## Working data
((

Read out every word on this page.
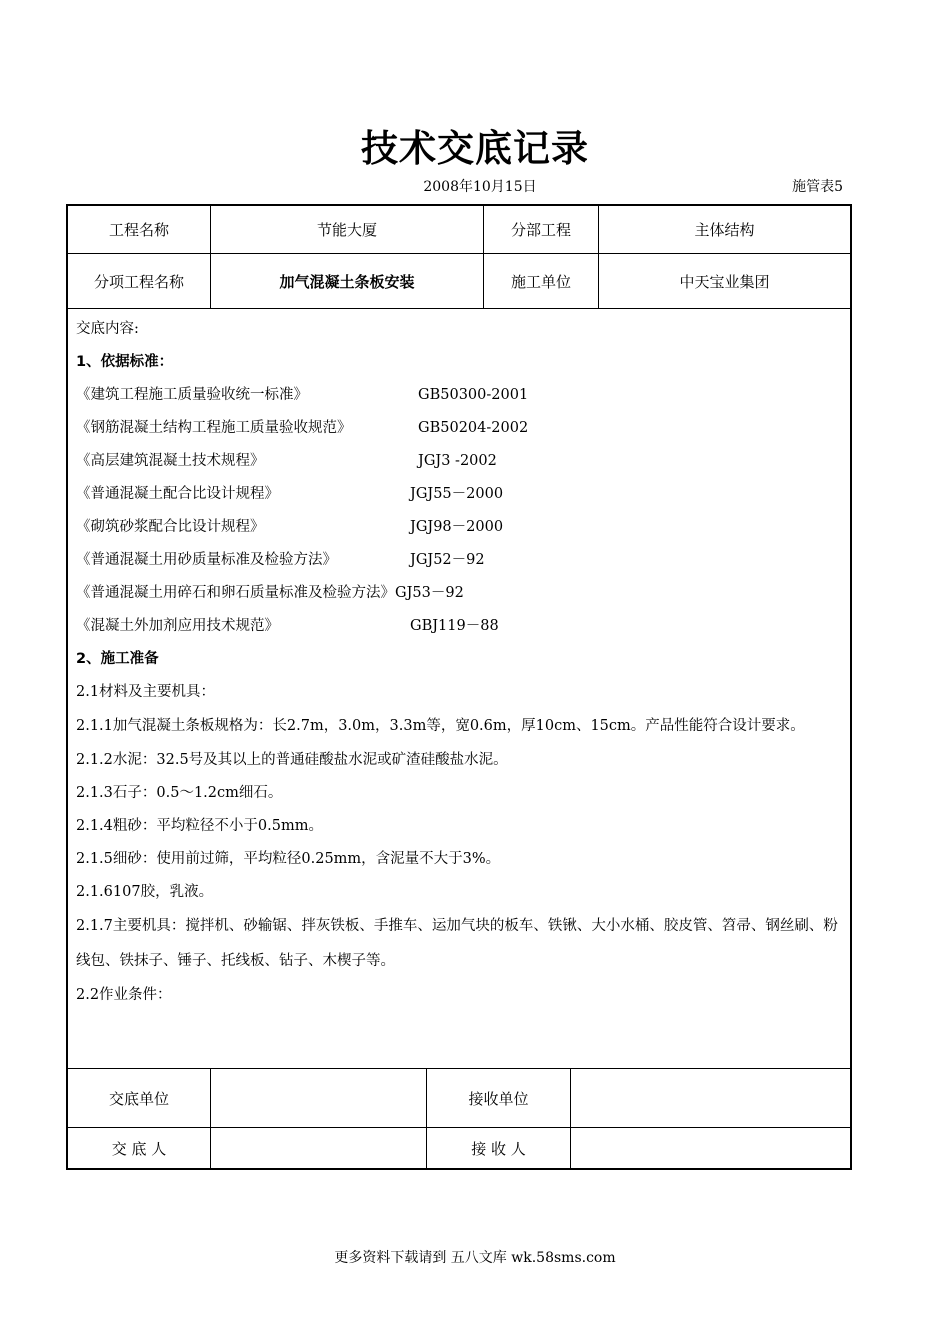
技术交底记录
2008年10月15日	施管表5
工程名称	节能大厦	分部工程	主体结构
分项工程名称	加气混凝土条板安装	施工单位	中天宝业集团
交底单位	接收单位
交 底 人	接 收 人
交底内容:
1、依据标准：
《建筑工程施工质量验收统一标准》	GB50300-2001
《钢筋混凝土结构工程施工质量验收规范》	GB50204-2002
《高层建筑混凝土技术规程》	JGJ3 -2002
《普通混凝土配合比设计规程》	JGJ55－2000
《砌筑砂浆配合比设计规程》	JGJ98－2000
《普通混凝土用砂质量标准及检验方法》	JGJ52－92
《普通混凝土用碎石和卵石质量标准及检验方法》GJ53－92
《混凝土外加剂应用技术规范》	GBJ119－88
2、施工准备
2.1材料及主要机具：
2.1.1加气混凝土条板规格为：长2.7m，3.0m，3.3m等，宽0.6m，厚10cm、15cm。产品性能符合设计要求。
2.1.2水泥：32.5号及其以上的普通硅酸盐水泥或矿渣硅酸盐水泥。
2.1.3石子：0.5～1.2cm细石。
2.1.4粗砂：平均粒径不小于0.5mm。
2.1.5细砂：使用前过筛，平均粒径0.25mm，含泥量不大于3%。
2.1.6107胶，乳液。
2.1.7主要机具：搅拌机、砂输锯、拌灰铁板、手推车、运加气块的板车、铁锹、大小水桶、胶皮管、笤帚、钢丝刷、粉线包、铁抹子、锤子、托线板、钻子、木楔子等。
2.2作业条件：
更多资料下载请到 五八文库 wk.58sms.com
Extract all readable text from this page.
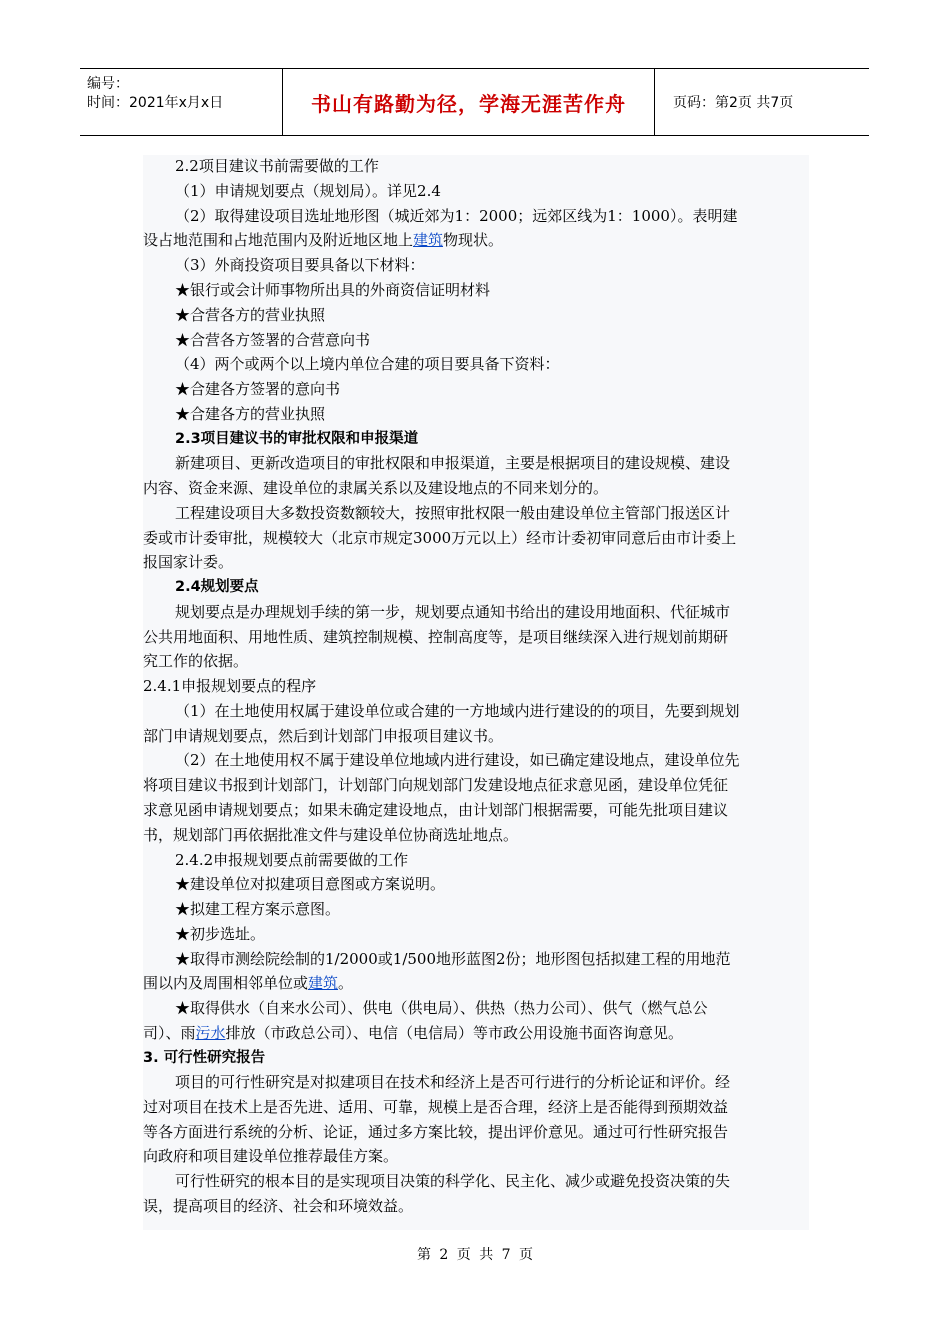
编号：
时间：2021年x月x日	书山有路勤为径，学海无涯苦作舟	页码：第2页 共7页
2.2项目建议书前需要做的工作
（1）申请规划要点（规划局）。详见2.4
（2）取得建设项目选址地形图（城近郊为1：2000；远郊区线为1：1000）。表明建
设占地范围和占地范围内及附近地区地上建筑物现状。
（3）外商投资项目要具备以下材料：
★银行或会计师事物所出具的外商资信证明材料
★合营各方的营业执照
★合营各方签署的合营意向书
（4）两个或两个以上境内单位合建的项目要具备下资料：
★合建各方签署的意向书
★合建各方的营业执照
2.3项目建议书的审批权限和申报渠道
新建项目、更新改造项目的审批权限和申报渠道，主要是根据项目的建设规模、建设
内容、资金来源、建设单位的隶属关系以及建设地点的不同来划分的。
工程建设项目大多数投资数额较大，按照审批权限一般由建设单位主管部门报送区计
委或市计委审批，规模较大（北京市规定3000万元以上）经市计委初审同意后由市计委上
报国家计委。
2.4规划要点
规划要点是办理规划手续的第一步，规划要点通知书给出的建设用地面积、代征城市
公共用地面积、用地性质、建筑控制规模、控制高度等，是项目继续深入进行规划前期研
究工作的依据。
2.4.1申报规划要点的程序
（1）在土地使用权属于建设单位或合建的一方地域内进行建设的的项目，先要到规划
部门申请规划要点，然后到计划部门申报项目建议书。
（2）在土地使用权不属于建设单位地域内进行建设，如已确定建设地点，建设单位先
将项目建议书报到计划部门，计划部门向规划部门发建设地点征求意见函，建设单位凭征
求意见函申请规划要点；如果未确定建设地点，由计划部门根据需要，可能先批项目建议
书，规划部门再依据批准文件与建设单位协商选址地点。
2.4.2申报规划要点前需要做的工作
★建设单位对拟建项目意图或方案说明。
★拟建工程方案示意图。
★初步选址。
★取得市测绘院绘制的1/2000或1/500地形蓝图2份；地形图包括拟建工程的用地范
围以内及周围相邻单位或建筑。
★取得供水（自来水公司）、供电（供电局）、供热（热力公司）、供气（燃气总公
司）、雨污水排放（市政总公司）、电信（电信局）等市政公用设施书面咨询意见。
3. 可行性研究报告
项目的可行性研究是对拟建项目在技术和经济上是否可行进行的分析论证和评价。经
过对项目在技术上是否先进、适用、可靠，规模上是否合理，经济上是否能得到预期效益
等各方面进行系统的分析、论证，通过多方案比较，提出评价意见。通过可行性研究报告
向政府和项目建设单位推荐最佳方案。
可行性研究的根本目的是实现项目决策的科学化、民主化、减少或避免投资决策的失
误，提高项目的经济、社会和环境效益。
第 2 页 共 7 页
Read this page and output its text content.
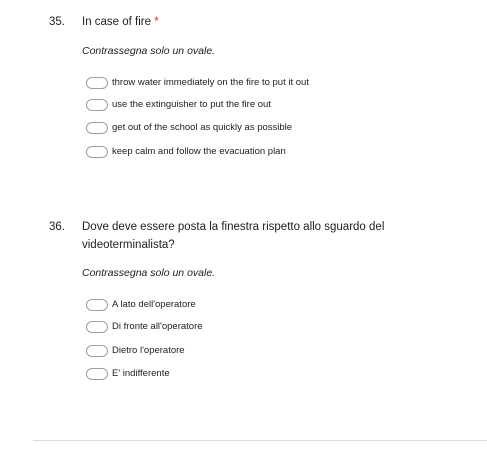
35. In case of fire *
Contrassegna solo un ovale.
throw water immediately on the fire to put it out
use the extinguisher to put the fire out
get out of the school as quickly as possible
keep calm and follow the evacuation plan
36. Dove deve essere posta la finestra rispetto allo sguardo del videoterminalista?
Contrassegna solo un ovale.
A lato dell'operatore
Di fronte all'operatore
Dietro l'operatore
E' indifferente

))

## Problem
Any pictures should be dropped; transcribe the rest of the records above exactly.

## Complete response
Read out every word on this page.
技术交底记录
2008年10月15日	施管表5
工程名称	节能大厦	分部工程	主体结构
分项工程名称	加气混凝土条板安装	施工单位	中天宝业集团
交底单位	接收单位
交 底 人	接 收 人
交底内容:
1、依据标准：
《建筑工程施工质量验收统一标准》	GB50300-2001
《钢筋混凝土结构工程施工质量验收规范》	GB50204-2002
《高层建筑混凝土技术规程》	JGJ3 -2002
《普通混凝土配合比设计规程》	JGJ55－2000
《砌筑砂浆配合比设计规程》	JGJ98－2000
《普通混凝土用砂质量标准及检验方法》	JGJ52－92
《普通混凝土用碎石和卵石质量标准及检验方法》GJ53－92
《混凝土外加剂应用技术规范》	GBJ119－88
2、施工准备
2.1材料及主要机具：
2.1.1加气混凝土条板规格为：长2.7m，3.0m，3.3m等，宽0.6m，厚10cm、15cm。产品性能符合设计要求。
2.1.2水泥：32.5号及其以上的普通硅酸盐水泥或矿渣硅酸盐水泥。
2.1.3石子：0.5～1.2cm细石。
2.1.4粗砂：平均粒径不小于0.5mm。
2.1.5细砂：使用前过筛，平均粒径0.25mm，含泥量不大于3%。
2.1.6107胶，乳液。
2.1.7主要机具：搅拌机、砂输锯、拌灰铁板、手推车、运加气块的板车、铁锹、大小水桶、胶皮管、笤帚、钢丝刷、粉线包、铁抹子、锤子、托线板、钻子、木楔子等。
2.2作业条件：
更多资料下载请到 五八文库 wk.58sms.com
Extract all readable text from this page.
编号：
时间：2021年x月x日	书山有路勤为径，学海无涯苦作舟	页码：第2页 共7页
2.2项目建议书前需要做的工作
（1）申请规划要点（规划局）。详见2.4
（2）取得建设项目选址地形图（城近郊为1：2000；远郊区线为1：1000）。表明建
设占地范围和占地范围内及附近地区地上建筑物现状。
（3）外商投资项目要具备以下材料：
★银行或会计师事物所出具的外商资信证明材料
★合营各方的营业执照
★合营各方签署的合营意向书
（4）两个或两个以上境内单位合建的项目要具备下资料：
★合建各方签署的意向书
★合建各方的营业执照
2.3项目建议书的审批权限和申报渠道
新建项目、更新改造项目的审批权限和申报渠道，主要是根据项目的建设规模、建设
内容、资金来源、建设单位的隶属关系以及建设地点的不同来划分的。
工程建设项目大多数投资数额较大，按照审批权限一般由建设单位主管部门报送区计
委或市计委审批，规模较大（北京市规定3000万元以上）经市计委初审同意后由市计委上
报国家计委。
2.4规划要点
规划要点是办理规划手续的第一步，规划要点通知书给出的建设用地面积、代征城市
公共用地面积、用地性质、建筑控制规模、控制高度等，是项目继续深入进行规划前期研
究工作的依据。
2.4.1申报规划要点的程序
（1）在土地使用权属于建设单位或合建的一方地域内进行建设的的项目，先要到规划
部门申请规划要点，然后到计划部门申报项目建议书。
（2）在土地使用权不属于建设单位地域内进行建设，如已确定建设地点，建设单位先
将项目建议书报到计划部门，计划部门向规划部门发建设地点征求意见函，建设单位凭征
求意见函申请规划要点；如果未确定建设地点，由计划部门根据需要，可能先批项目建议
书，规划部门再依据批准文件与建设单位协商选址地点。
2.4.2申报规划要点前需要做的工作
★建设单位对拟建项目意图或方案说明。
★拟建工程方案示意图。
★初步选址。
★取得市测绘院绘制的1/2000或1/500地形蓝图2份；地形图包括拟建工程的用地范
围以内及周围相邻单位或建筑。
★取得供水（自来水公司）、供电（供电局）、供热（热力公司）、供气（燃气总公
司）、雨污水排放（市政总公司）、电信（电信局）等市政公用设施书面咨询意见。
3. 可行性研究报告
项目的可行性研究是对拟建项目在技术和经济上是否可行进行的分析论证和评价。经
过对项目在技术上是否先进、适用、可靠，规模上是否合理，经济上是否能得到预期效益
等各方面进行系统的分析、论证，通过多方案比较，提出评价意见。通过可行性研究报告
向政府和项目建设单位推荐最佳方案。
可行性研究的根本目的是实现项目决策的科学化、民主化、减少或避免投资决策的失
误，提高项目的经济、社会和环境效益。
第 2 页 共 7 页
Read this page and output its text content.
35. In case of fire *
Contrassegna solo un ovale.
throw water immediately on the fire to put it out
use the extinguisher to put the fire out
get out of the school as quickly as possible
keep calm and follow the evacuation plan
36. Dove deve essere posta la finestra rispetto allo sguardo del videoterminalista?
Contrassegna solo un ovale.
A lato dell'operatore
Di fronte all'operatore
Dietro l'operatore
E' indifferente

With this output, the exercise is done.